— Start RECORDS TO USE —

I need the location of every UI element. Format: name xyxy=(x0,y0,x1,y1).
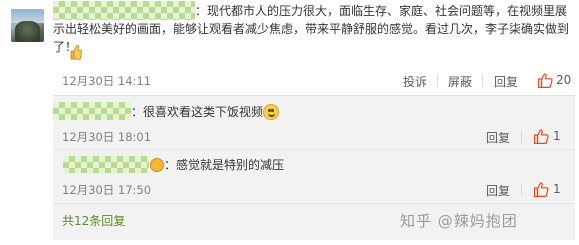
vip-badge-icon xyxy=(150,158,164,172)
reply-text: ：感觉就是特别的减压 xyxy=(164,158,285,172)
reply-divider xyxy=(53,203,575,204)
divider xyxy=(521,131,522,143)
block-button[interactable]: 屏蔽 xyxy=(448,73,472,90)
reply-username-mosaic[interactable] xyxy=(53,102,131,120)
divider xyxy=(482,75,483,87)
divider xyxy=(521,184,522,196)
report-button[interactable]: 投诉 xyxy=(403,73,427,90)
reply-username-mosaic[interactable] xyxy=(63,156,149,173)
like-count: 1 xyxy=(553,129,561,143)
like-icon[interactable] xyxy=(534,182,549,197)
like-count: 1 xyxy=(553,182,561,196)
divider xyxy=(437,75,438,87)
like-icon[interactable] xyxy=(538,73,553,88)
reply-divider xyxy=(53,149,575,150)
main-comment-body: ：现代都市人的压力很大，面临生存、家庭、社会问题等，在视频里展示出轻松美好的画面… xyxy=(53,4,570,54)
smile-emoji-icon xyxy=(263,104,279,120)
reply-reply-button[interactable]: 回复 xyxy=(486,182,510,199)
main-comment-time: 12月30日 14:11 xyxy=(62,74,152,88)
avatar[interactable] xyxy=(11,9,44,42)
reply-time: 12月30日 18:01 xyxy=(62,130,152,144)
expand-replies-link[interactable]: 共12条回复 xyxy=(62,212,125,229)
reply-button[interactable]: 回复 xyxy=(494,73,518,90)
reply-text: ：很喜欢看这类下饭视频 xyxy=(131,105,264,119)
replies-panel: ：很喜欢看这类下饭视频 12月30日 18:01 回复 1 ：感觉就是特别的减压… xyxy=(53,95,575,240)
watermark: 知乎 @辣妈抱团 xyxy=(400,212,518,230)
reply-reply-button[interactable]: 回复 xyxy=(486,129,510,146)
thumbs-up-emoji-icon xyxy=(70,45,82,60)
like-icon[interactable] xyxy=(534,129,549,144)
reply-time: 12月30日 17:50 xyxy=(62,183,152,197)
main-comment-wrap: ：现代都市人的压力很大，面临生存、家庭、社会问题等，在视频里展示出轻松美好的画面… xyxy=(53,2,575,58)
like-count: 20 xyxy=(556,73,572,87)
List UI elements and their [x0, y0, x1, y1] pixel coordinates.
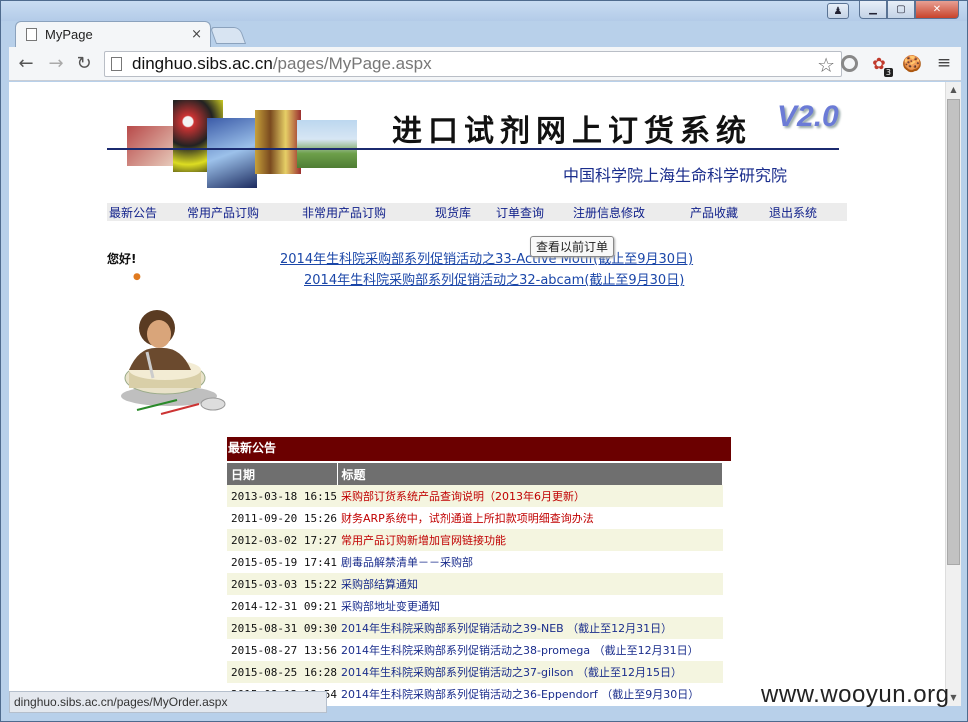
browser-toolbar: ← → ↻ dinghuo.sibs.ac.cn/pages/MyPage.as…	[9, 47, 961, 81]
title-bar: ♟ ▁ ▢ ✕	[1, 1, 967, 21]
reload-icon[interactable]: ↻	[73, 53, 95, 74]
system-title: 进口试剂网上订货系统	[392, 114, 752, 149]
url-host: dinghuo.sibs.ac.cn	[132, 54, 273, 73]
notice-date: 2015-03-03 15:22	[227, 573, 337, 595]
vertical-scrollbar[interactable]: ▲ ▼	[945, 82, 961, 706]
nav-logout[interactable]: 退出系统	[769, 204, 817, 221]
nav-favorites[interactable]: 产品收藏	[690, 204, 738, 221]
scientist-illustration	[109, 300, 229, 418]
nav-common-products[interactable]: 常用产品订购	[187, 204, 259, 221]
extension-circle-icon[interactable]	[839, 53, 859, 73]
tab-title: MyPage	[45, 27, 93, 42]
table-row: 2012-03-02 17:27 常用产品订购新增加官网链接功能	[227, 529, 723, 551]
site-banner: 进口试剂网上订货系统 V2.0 中国科学院上海生命科学研究院	[107, 100, 845, 192]
table-row: 2015-03-03 15:22 采购部结算通知	[227, 573, 723, 595]
notice-title-link[interactable]: 采购部地址变更通知	[337, 595, 723, 617]
notices-table: 日期 标题 2013-03-18 16:15 采购部订货系统产品查询说明（2013…	[227, 463, 723, 705]
promo-link-2[interactable]: 2014年生科院采购部系列促销活动之32-abcam(截止至9月30日)	[304, 269, 684, 288]
nav-order-query[interactable]: 订单查询	[496, 204, 544, 221]
latest-notices-panel: 最新公告 日期 标题 2013-03-18 16:15 采购部订货系统产品查询说明…	[227, 437, 731, 705]
back-arrow-icon[interactable]: ←	[15, 53, 37, 74]
table-row: 2015-08-25 16:28 2014年生科院采购部系列促销活动之37-gil…	[227, 661, 723, 683]
nav-uncommon-products[interactable]: 非常用产品订购	[302, 204, 386, 221]
table-row: 2015-05-19 17:41 剧毒品解禁清单－－采购部	[227, 551, 723, 573]
forward-arrow-icon[interactable]: →	[45, 53, 67, 74]
close-window-button[interactable]: ✕	[915, 1, 959, 19]
table-row: 2014-12-31 09:21 采购部地址变更通知	[227, 595, 723, 617]
document-icon	[111, 57, 122, 71]
status-bar: dinghuo.sibs.ac.cn/pages/MyOrder.aspx	[9, 691, 327, 713]
notice-date: 2015-08-25 16:28	[227, 661, 337, 683]
scrollbar-thumb[interactable]	[947, 99, 960, 565]
notice-date: 2015-08-31 09:30	[227, 617, 337, 639]
url-path: /pages/MyPage.aspx	[272, 54, 432, 73]
notice-title-link[interactable]: 采购部结算通知	[337, 573, 723, 595]
bookmark-star-icon[interactable]: ☆	[817, 53, 835, 77]
extension-badge-count: 3	[883, 68, 893, 77]
minimize-button[interactable]: ▁	[859, 1, 887, 19]
institute-name: 中国科学院上海生命科学研究院	[563, 166, 788, 185]
promo-link-1[interactable]: 2014年生科院采购部系列促销活动之33-Active Motif(截止至9月3…	[280, 248, 693, 267]
menu-icon[interactable]: ≡	[934, 53, 954, 73]
notice-date: 2011-09-20 15:26	[227, 507, 337, 529]
notice-date: 2015-08-27 13:56	[227, 639, 337, 661]
nav-edit-registration[interactable]: 注册信息修改	[573, 204, 645, 221]
table-row: 2015-08-27 13:56 2014年生科院采购部系列促销活动之38-pro…	[227, 639, 723, 661]
table-header-row: 日期 标题	[227, 463, 723, 485]
banner-divider	[107, 148, 839, 150]
version-label: V2.0	[777, 100, 839, 133]
tooltip: 查看以前订单	[530, 236, 615, 257]
main-nav: 最新公告 常用产品订购 非常用产品订购 现货库 订单查询 注册信息修改 产品收藏…	[107, 203, 847, 221]
table-row: 2011-09-20 15:26 财务ARP系统中，试剂通道上所扣款项明细查询办法	[227, 507, 723, 529]
notice-date: 2012-03-02 17:27	[227, 529, 337, 551]
user-icon[interactable]: ♟	[827, 3, 849, 19]
page-viewport: 进口试剂网上订货系统 V2.0 中国科学院上海生命科学研究院 最新公告 常用产品…	[9, 82, 945, 706]
column-date: 日期	[227, 463, 338, 485]
notice-date: 2014-12-31 09:21	[227, 595, 337, 617]
new-tab-button[interactable]	[209, 27, 247, 44]
notice-title-link[interactable]: 常用产品订购新增加官网链接功能	[337, 529, 723, 551]
notices-heading: 最新公告	[227, 437, 731, 461]
notice-title-link[interactable]: 2014年生科院采购部系列促销活动之36-Eppendorf （截止至9月30日…	[337, 683, 723, 705]
cookie-icon[interactable]: 🍪	[902, 53, 922, 73]
nav-stock[interactable]: 现货库	[435, 204, 471, 221]
notice-title-link[interactable]: 财务ARP系统中，试剂通道上所扣款项明细查询办法	[337, 507, 723, 529]
notice-title-link[interactable]: 2014年生科院采购部系列促销活动之39-NEB （截止至12月31日）	[337, 617, 723, 639]
table-row: 2015-08-31 09:30 2014年生科院采购部系列促销活动之39-NEB…	[227, 617, 723, 639]
notice-title-link[interactable]: 采购部订货系统产品查询说明（2013年6月更新）	[337, 485, 723, 507]
nav-latest-notices[interactable]: 最新公告	[109, 204, 157, 221]
banner-photo-collage	[127, 100, 357, 190]
notice-date: 2013-03-18 16:15	[227, 485, 337, 507]
greeting: 您好!	[107, 252, 137, 266]
maximize-button[interactable]: ▢	[887, 1, 915, 19]
extension-badge-icon[interactable]: ✿ 3	[869, 53, 893, 77]
notice-title-link[interactable]: 2014年生科院采购部系列促销活动之38-promega （截止至12月31日）	[337, 639, 723, 661]
notice-title-link[interactable]: 剧毒品解禁清单－－采购部	[337, 551, 723, 573]
tab-mypage[interactable]: MyPage ×	[15, 21, 211, 47]
page-icon	[26, 28, 37, 41]
window-controls: ♟ ▁ ▢ ✕	[827, 1, 959, 19]
address-bar[interactable]: dinghuo.sibs.ac.cn/pages/MyPage.aspx ☆	[104, 51, 842, 77]
watermark: www.wooyun.org	[761, 681, 950, 708]
tab-close-icon[interactable]: ×	[191, 27, 202, 42]
scroll-up-arrow-icon[interactable]: ▲	[946, 82, 961, 98]
browser-window: ♟ ▁ ▢ ✕ MyPage × ← → ↻ dinghuo.sibs.ac.c…	[0, 0, 968, 722]
table-row: 2013-03-18 16:15 采购部订货系统产品查询说明（2013年6月更新）	[227, 485, 723, 507]
notice-title-link[interactable]: 2014年生科院采购部系列促销活动之37-gilson （截止至12月15日）	[337, 661, 723, 683]
bullet-icon: ●	[133, 272, 141, 282]
notice-date: 2015-05-19 17:41	[227, 551, 337, 573]
column-title: 标题	[337, 463, 723, 485]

— End RECORDS TO USE —

• _PROBLEM DETAILS_
Rewrite the lines from the one holding "browser-toolbar: ← →" through the one holding "573, 337, 595]", inclusive, with "system-title" changed to "page-title" and nothing else altered. Return only those lines.

• _FULL ANSWER_
browser-toolbar: ← → ↻ dinghuo.sibs.ac.cn/pages/MyPage.as…	[9, 47, 961, 81]
title-bar: ♟ ▁ ▢ ✕	[1, 1, 967, 21]
reload-icon[interactable]: ↻	[73, 53, 95, 74]
page-title: 进口试剂网上订货系统	[392, 114, 752, 149]
url-host: dinghuo.sibs.ac.cn	[132, 54, 273, 73]
notice-date: 2015-03-03 15:22	[227, 573, 337, 595]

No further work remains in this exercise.